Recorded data
════════════════════

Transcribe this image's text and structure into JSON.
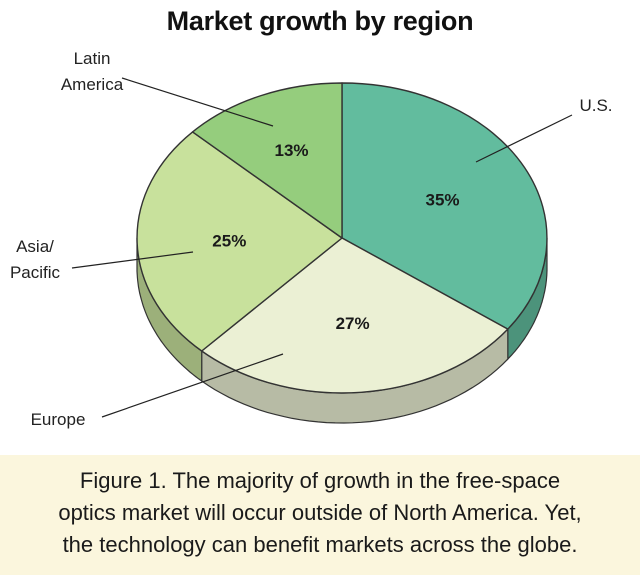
{
  "chart_data": {
    "type": "pie",
    "title": "Market growth by region",
    "slices": [
      {
        "label": "U.S.",
        "value": 35,
        "value_label": "35%",
        "color": "#62bc9e"
      },
      {
        "label": "Europe",
        "value": 27,
        "value_label": "27%",
        "color": "#ebf0d4"
      },
      {
        "label": "Asia/ Pacific",
        "value": 25,
        "value_label": "25%",
        "color": "#c8e19c"
      },
      {
        "label": "Latin America",
        "value": 13,
        "value_label": "13%",
        "color": "#95cd7d"
      }
    ],
    "style": "3d"
  },
  "caption": {
    "line1": "Figure 1. The majority of growth in the free-space",
    "line2": "optics market will occur outside of North America. Yet,",
    "line3": "the technology can benefit markets across the globe."
  }
}
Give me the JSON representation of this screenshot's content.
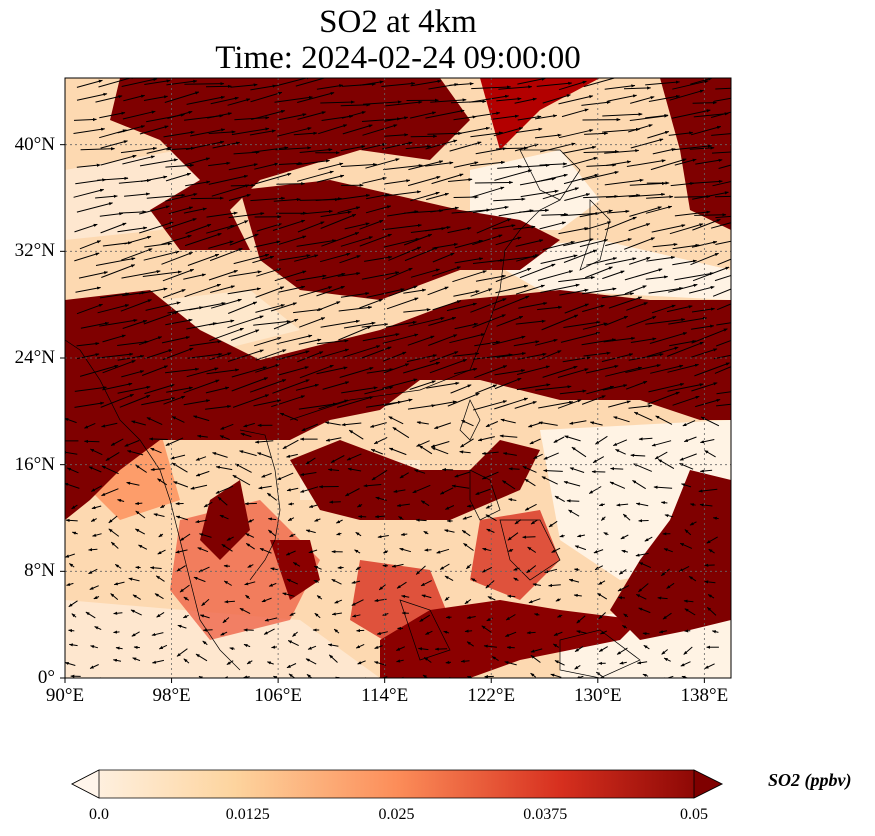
{
  "title": {
    "line1": "SO2 at 4km",
    "line2": "Time: 2024-02-24 09:00:00"
  },
  "map": {
    "lon_range": [
      90,
      140
    ],
    "lat_range": [
      0,
      45
    ],
    "lon_ticks": [
      "90°E",
      "98°E",
      "106°E",
      "114°E",
      "122°E",
      "130°E",
      "138°E"
    ],
    "lat_ticks": [
      "0°",
      "8°N",
      "16°N",
      "24°N",
      "32°N",
      "40°N"
    ],
    "gridlines": true,
    "field": "SO2 concentration with wind vectors",
    "high_so2_bands": [
      {
        "region": "northern China / North China Plain",
        "level": "high"
      },
      {
        "region": "central China to East China Sea",
        "level": "high"
      },
      {
        "region": "southern China through Taiwan to western Pacific",
        "level": "high"
      },
      {
        "region": "South China Sea / Philippines arc",
        "level": "high"
      },
      {
        "region": "equatorial western Pacific east of Mindanao",
        "level": "high"
      }
    ]
  },
  "colorbar": {
    "label": "SO2 (ppbv)",
    "ticks": [
      "0.0",
      "0.0125",
      "0.025",
      "0.0375",
      "0.05"
    ],
    "range": [
      0.0,
      0.05
    ],
    "extend": "both",
    "colors": [
      "#fff5eb",
      "#fdd49e",
      "#fc8d59",
      "#d7301f",
      "#7f0000"
    ]
  }
}
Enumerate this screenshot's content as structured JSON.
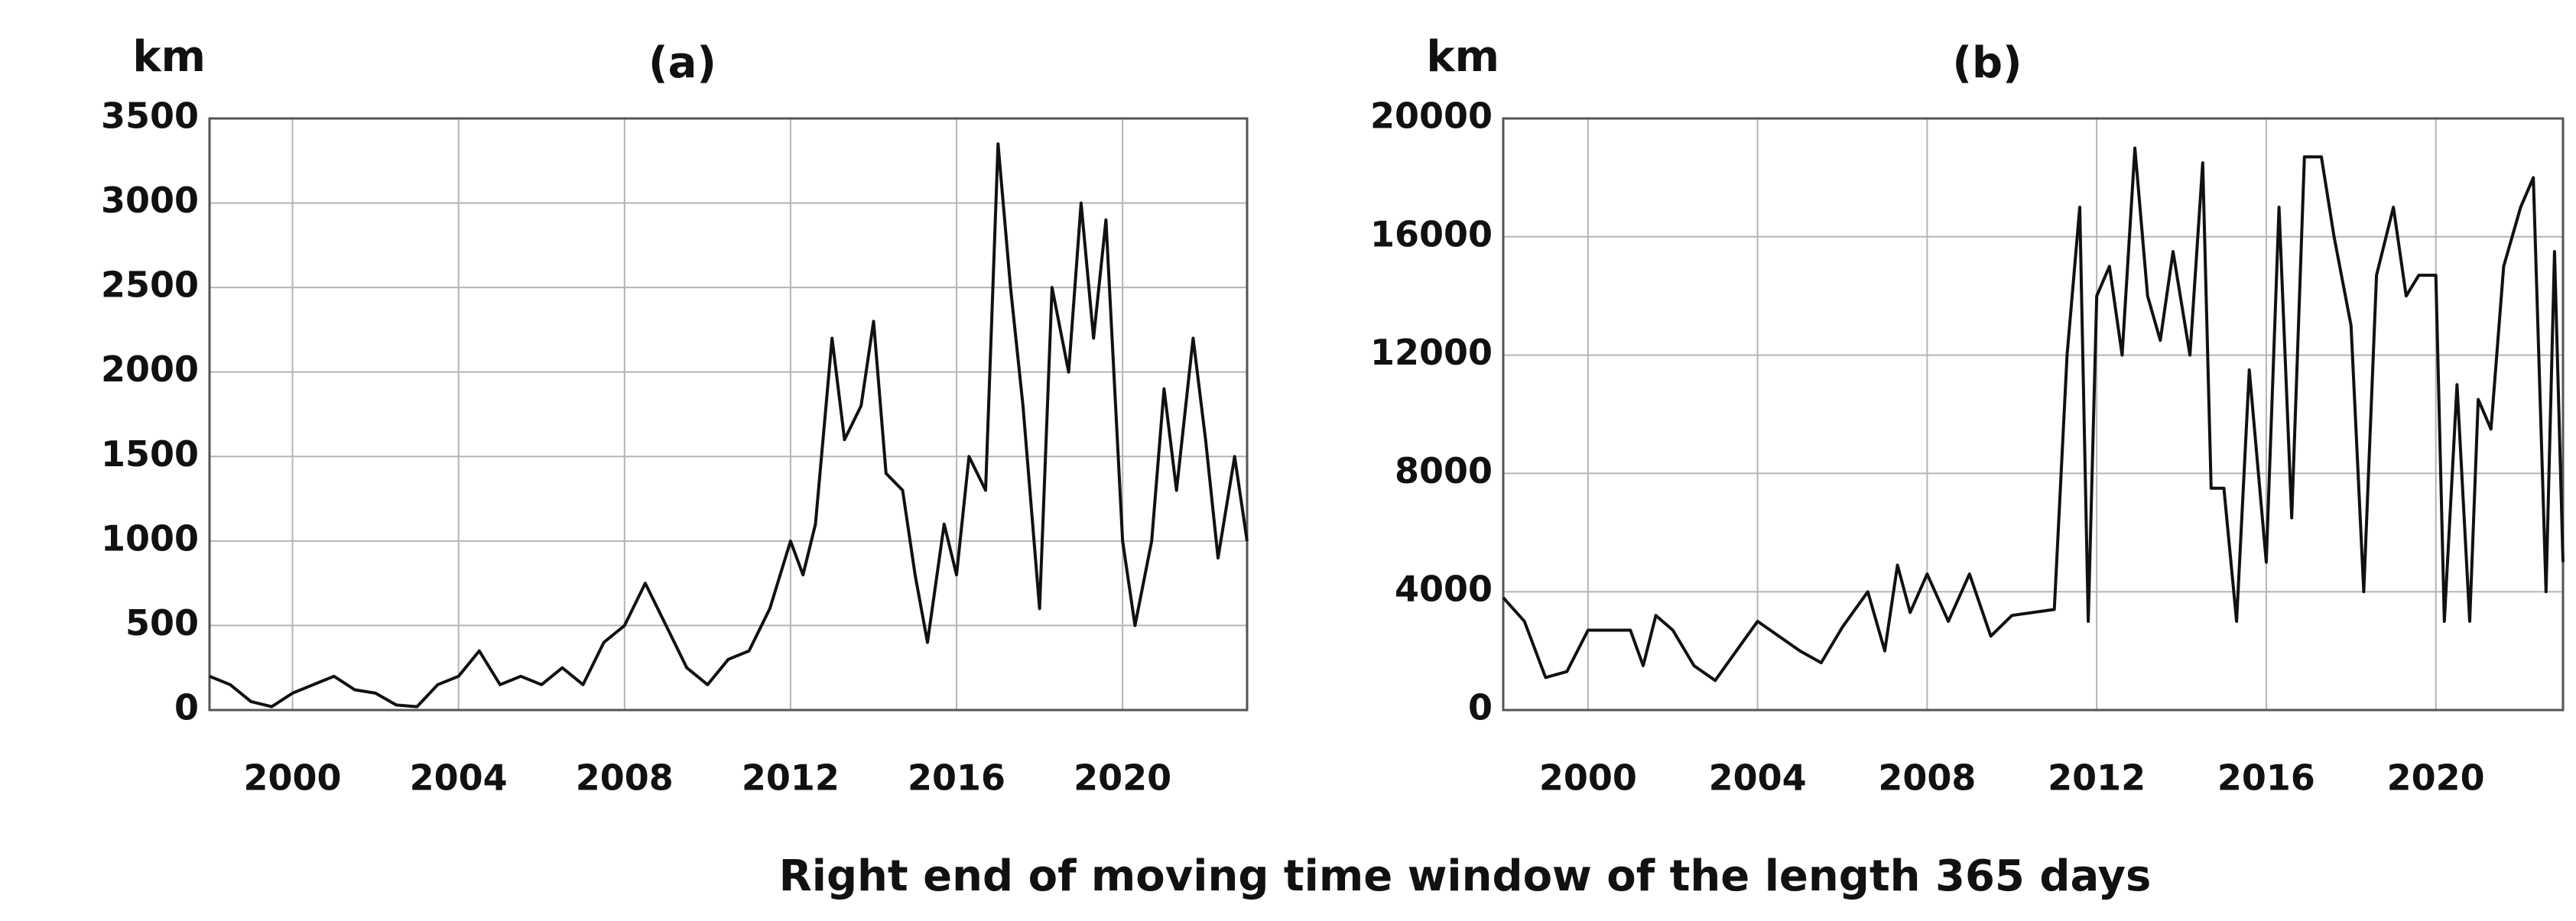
{
  "xlabel": "Right end of moving time window of the length 365 days",
  "chart_data": [
    {
      "type": "line",
      "title": "(a)",
      "ylabel": "km",
      "color": "#111111",
      "grid": true,
      "xlim": [
        1998,
        2023
      ],
      "xticks": [
        2000,
        2004,
        2008,
        2012,
        2016,
        2020
      ],
      "ylim": [
        0,
        3500
      ],
      "yticks": [
        0,
        500,
        1000,
        1500,
        2000,
        2500,
        3000,
        3500
      ],
      "x": [
        1998,
        1998.5,
        1999,
        1999.5,
        2000,
        2000.5,
        2001,
        2001.5,
        2002,
        2002.5,
        2003,
        2003.5,
        2004,
        2004.5,
        2005,
        2005.5,
        2006,
        2006.5,
        2007,
        2007.5,
        2008,
        2008.5,
        2009,
        2009.5,
        2010,
        2010.5,
        2011,
        2011.5,
        2012,
        2012.3,
        2012.6,
        2013,
        2013.3,
        2013.7,
        2014,
        2014.3,
        2014.7,
        2015,
        2015.3,
        2015.7,
        2016,
        2016.3,
        2016.7,
        2017,
        2017.3,
        2017.6,
        2018,
        2018.3,
        2018.7,
        2019,
        2019.3,
        2019.6,
        2020,
        2020.3,
        2020.7,
        2021,
        2021.3,
        2021.7,
        2022,
        2022.3,
        2022.7,
        2023
      ],
      "values": [
        200,
        150,
        50,
        20,
        100,
        150,
        200,
        120,
        100,
        30,
        20,
        150,
        200,
        350,
        150,
        200,
        150,
        250,
        150,
        400,
        500,
        750,
        500,
        250,
        150,
        300,
        350,
        600,
        1000,
        800,
        1100,
        2200,
        1600,
        1800,
        2300,
        1400,
        1300,
        800,
        400,
        1100,
        800,
        1500,
        1300,
        3350,
        2500,
        1800,
        600,
        2500,
        2000,
        3000,
        2200,
        2900,
        1000,
        500,
        1000,
        1900,
        1300,
        2200,
        1600,
        900,
        1500,
        1000
      ]
    },
    {
      "type": "line",
      "title": "(b)",
      "ylabel": "km",
      "color": "#111111",
      "grid": true,
      "xlim": [
        1998,
        2023
      ],
      "xticks": [
        2000,
        2004,
        2008,
        2012,
        2016,
        2020
      ],
      "ylim": [
        0,
        20000
      ],
      "yticks": [
        0,
        4000,
        8000,
        12000,
        16000,
        20000
      ],
      "x": [
        1998,
        1998.5,
        1999,
        1999.5,
        2000,
        2001,
        2001.3,
        2001.6,
        2002,
        2002.5,
        2003,
        2003.5,
        2004,
        2005,
        2005.5,
        2006,
        2006.6,
        2007,
        2007.3,
        2007.6,
        2008,
        2008.5,
        2009,
        2009.5,
        2010,
        2011,
        2011.3,
        2011.6,
        2011.8,
        2012,
        2012.3,
        2012.6,
        2012.9,
        2013.2,
        2013.5,
        2013.8,
        2014.2,
        2014.5,
        2014.7,
        2015,
        2015.3,
        2015.6,
        2016,
        2016.3,
        2016.6,
        2016.9,
        2017.3,
        2017.6,
        2018,
        2018.3,
        2018.6,
        2019,
        2019.3,
        2019.6,
        2020,
        2020.2,
        2020.5,
        2020.8,
        2021,
        2021.3,
        2021.6,
        2022,
        2022.3,
        2022.6,
        2022.8,
        2023
      ],
      "values": [
        3800,
        3000,
        1100,
        1300,
        2700,
        2700,
        1500,
        3200,
        2700,
        1500,
        1000,
        2000,
        3000,
        2000,
        1600,
        2800,
        4000,
        2000,
        4900,
        3300,
        4600,
        3000,
        4600,
        2500,
        3200,
        3400,
        12000,
        17000,
        3000,
        14000,
        15000,
        12000,
        19000,
        14000,
        12500,
        15500,
        12000,
        18500,
        7500,
        7500,
        3000,
        11500,
        5000,
        17000,
        6500,
        18700,
        18700,
        16000,
        13000,
        4000,
        14700,
        17000,
        14000,
        14700,
        14700,
        3000,
        11000,
        3000,
        10500,
        9500,
        15000,
        17000,
        18000,
        4000,
        15500,
        5000
      ]
    }
  ]
}
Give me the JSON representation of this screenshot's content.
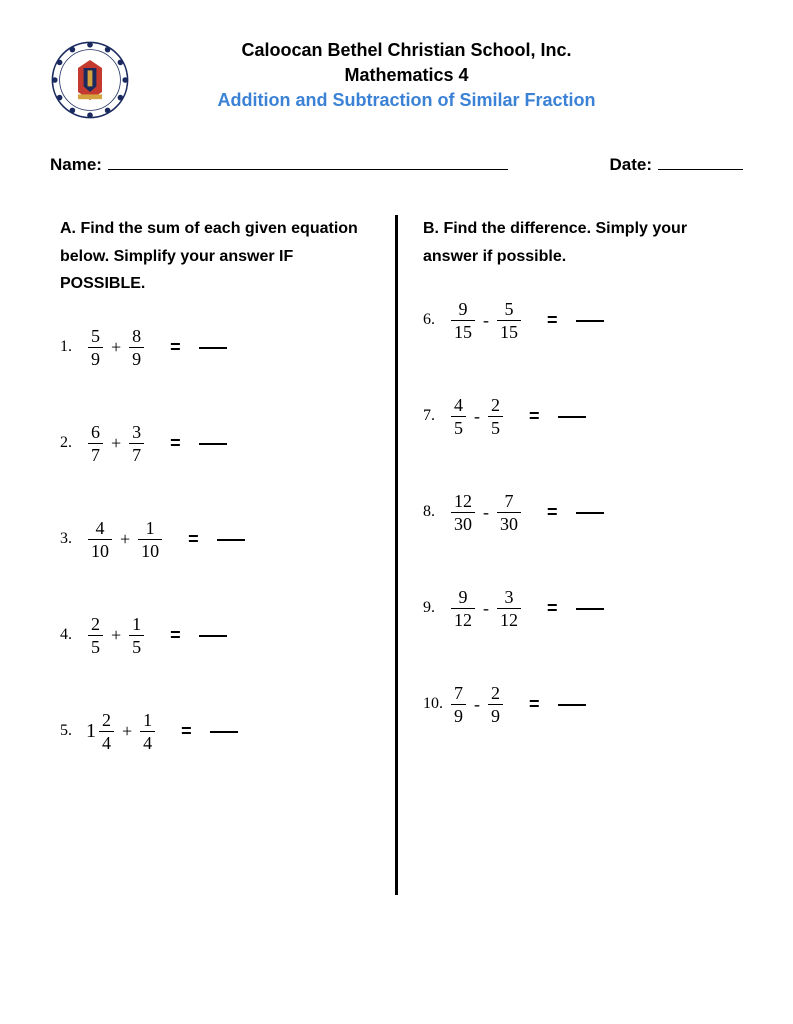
{
  "header": {
    "school_name": "Caloocan Bethel Christian School, Inc.",
    "subject": "Mathematics 4",
    "topic": "Addition and Subtraction of Similar Fraction",
    "topic_color": "#3b82d6"
  },
  "labels": {
    "name": "Name:",
    "date": "Date:"
  },
  "section_a": {
    "heading": "A. Find the sum of each given equation below. Simplify your answer IF POSSIBLE.",
    "operator": "+",
    "problems": [
      {
        "n": "1.",
        "whole1": "",
        "num1": "5",
        "den1": "9",
        "num2": "8",
        "den2": "9"
      },
      {
        "n": "2.",
        "whole1": "",
        "num1": "6",
        "den1": "7",
        "num2": "3",
        "den2": "7"
      },
      {
        "n": "3.",
        "whole1": "",
        "num1": "4",
        "den1": "10",
        "num2": "1",
        "den2": "10"
      },
      {
        "n": "4.",
        "whole1": "",
        "num1": "2",
        "den1": "5",
        "num2": "1",
        "den2": "5"
      },
      {
        "n": "5.",
        "whole1": "1",
        "num1": "2",
        "den1": "4",
        "num2": "1",
        "den2": "4"
      }
    ]
  },
  "section_b": {
    "heading": "B. Find the difference. Simply your answer if possible.",
    "operator": "-",
    "problems": [
      {
        "n": "6.",
        "num1": "9",
        "den1": "15",
        "num2": "5",
        "den2": "15"
      },
      {
        "n": "7.",
        "num1": "4",
        "den1": "5",
        "num2": "2",
        "den2": "5"
      },
      {
        "n": "8.",
        "num1": "12",
        "den1": "30",
        "num2": "7",
        "den2": "30"
      },
      {
        "n": "9.",
        "num1": "9",
        "den1": "12",
        "num2": "3",
        "den2": "12"
      },
      {
        "n": "10.",
        "num1": "7",
        "den1": "9",
        "num2": "2",
        "den2": "9"
      }
    ]
  },
  "style": {
    "page_bg": "#ffffff",
    "text_color": "#000000",
    "body_font": "Comic Sans MS",
    "math_font": "Cambria Math",
    "heading_fontsize": 18,
    "body_fontsize": 16,
    "divider_color": "#000000",
    "divider_width": 3
  }
}
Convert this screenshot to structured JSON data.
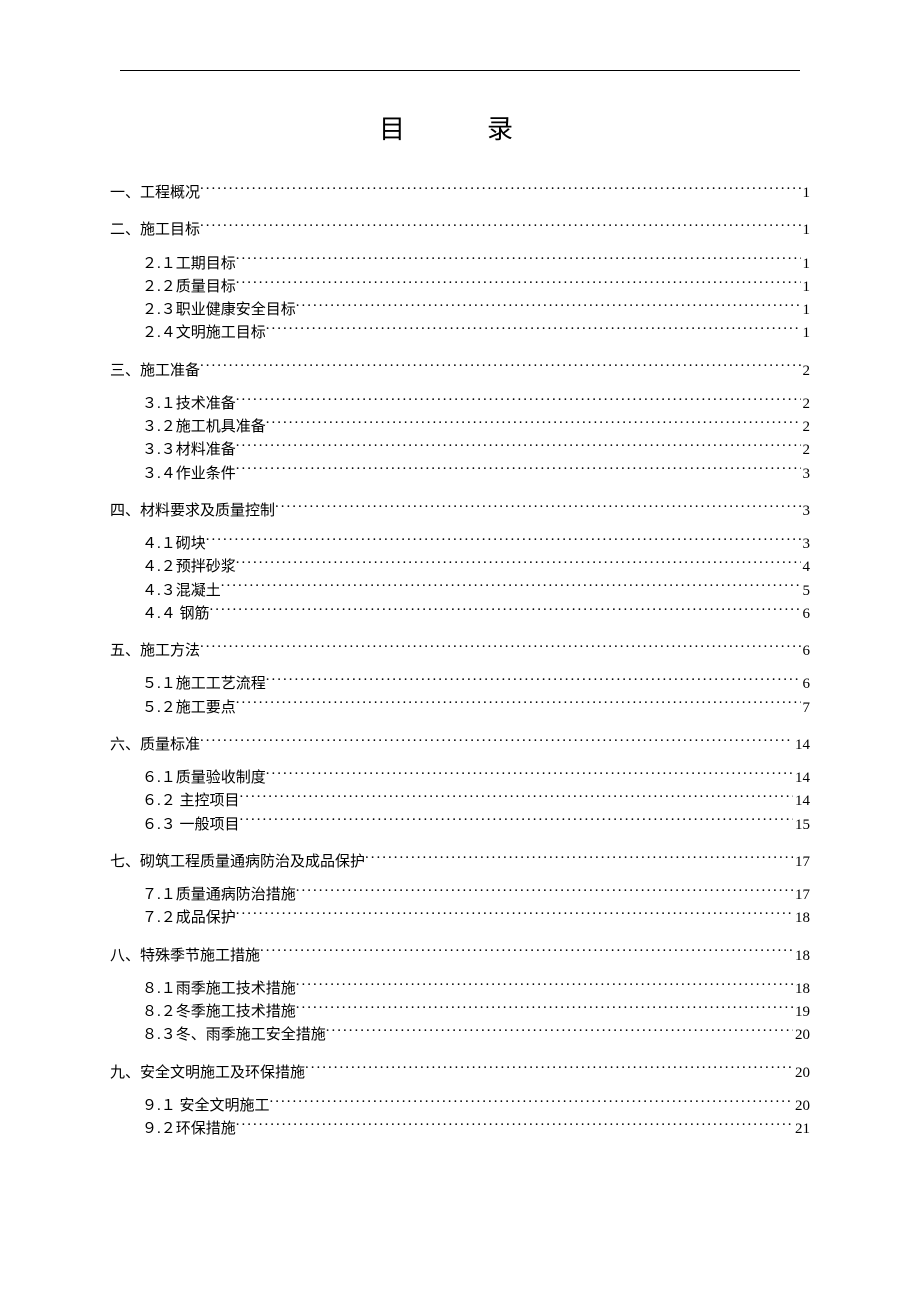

════════════════════

What the task asks ▸ Check each line of the data above for the word "your", then state how many lines have it. Give the number alone.

Exercise result ▸ 2